## Instructions to follow
From the entries below, work out the number of lines that hold the word "Near", and give that number alone.

[Records about charts and figures]
= = = = =

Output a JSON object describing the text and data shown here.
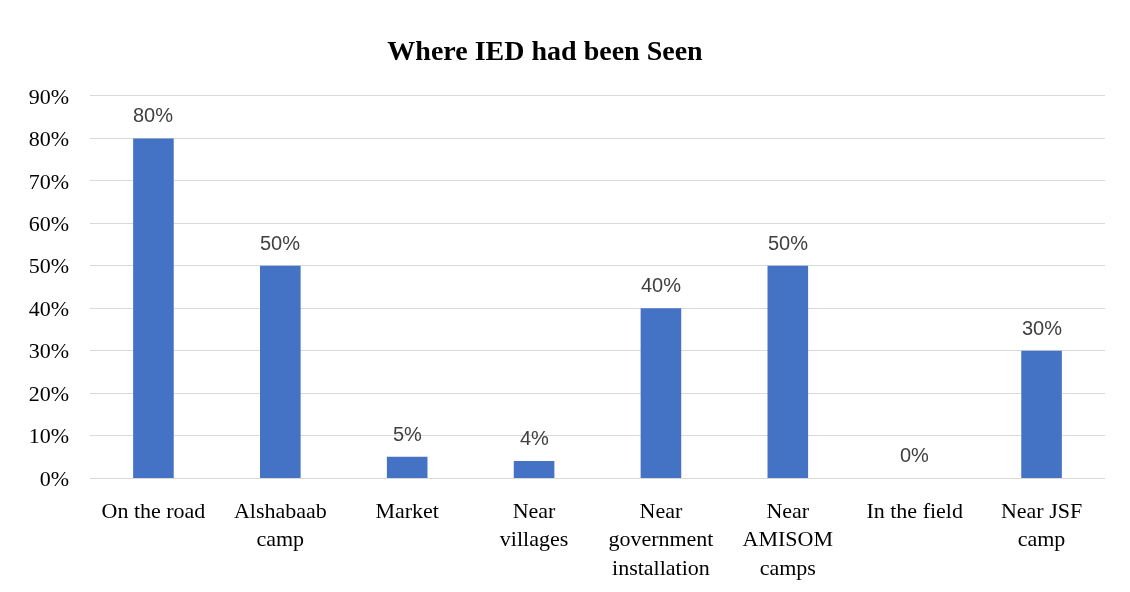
{
  "chart_data": {
    "type": "bar",
    "title": "Where IED had been Seen",
    "categories": [
      "On the road",
      "Alshabaab camp",
      "Market",
      "Near villages",
      "Near government installation",
      "Near AMISOM camps",
      "In the field",
      "Near JSF camp"
    ],
    "values": [
      80,
      50,
      5,
      4,
      40,
      50,
      0,
      30
    ],
    "value_labels": [
      "80%",
      "50%",
      "5%",
      "4%",
      "40%",
      "50%",
      "0%",
      "30%"
    ],
    "color": "#4472c4",
    "ylim": [
      0,
      90
    ],
    "yticks": [
      {
        "value": 0,
        "label": "0%"
      },
      {
        "value": 10,
        "label": "10%"
      },
      {
        "value": 20,
        "label": "20%"
      },
      {
        "value": 30,
        "label": "30%"
      },
      {
        "value": 40,
        "label": "40%"
      },
      {
        "value": 50,
        "label": "50%"
      },
      {
        "value": 60,
        "label": "60%"
      },
      {
        "value": 70,
        "label": "70%"
      },
      {
        "value": 80,
        "label": "80%"
      },
      {
        "value": 90,
        "label": "90%"
      }
    ],
    "grid": "y"
  }
}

= = = = =

## Result of this exercise
4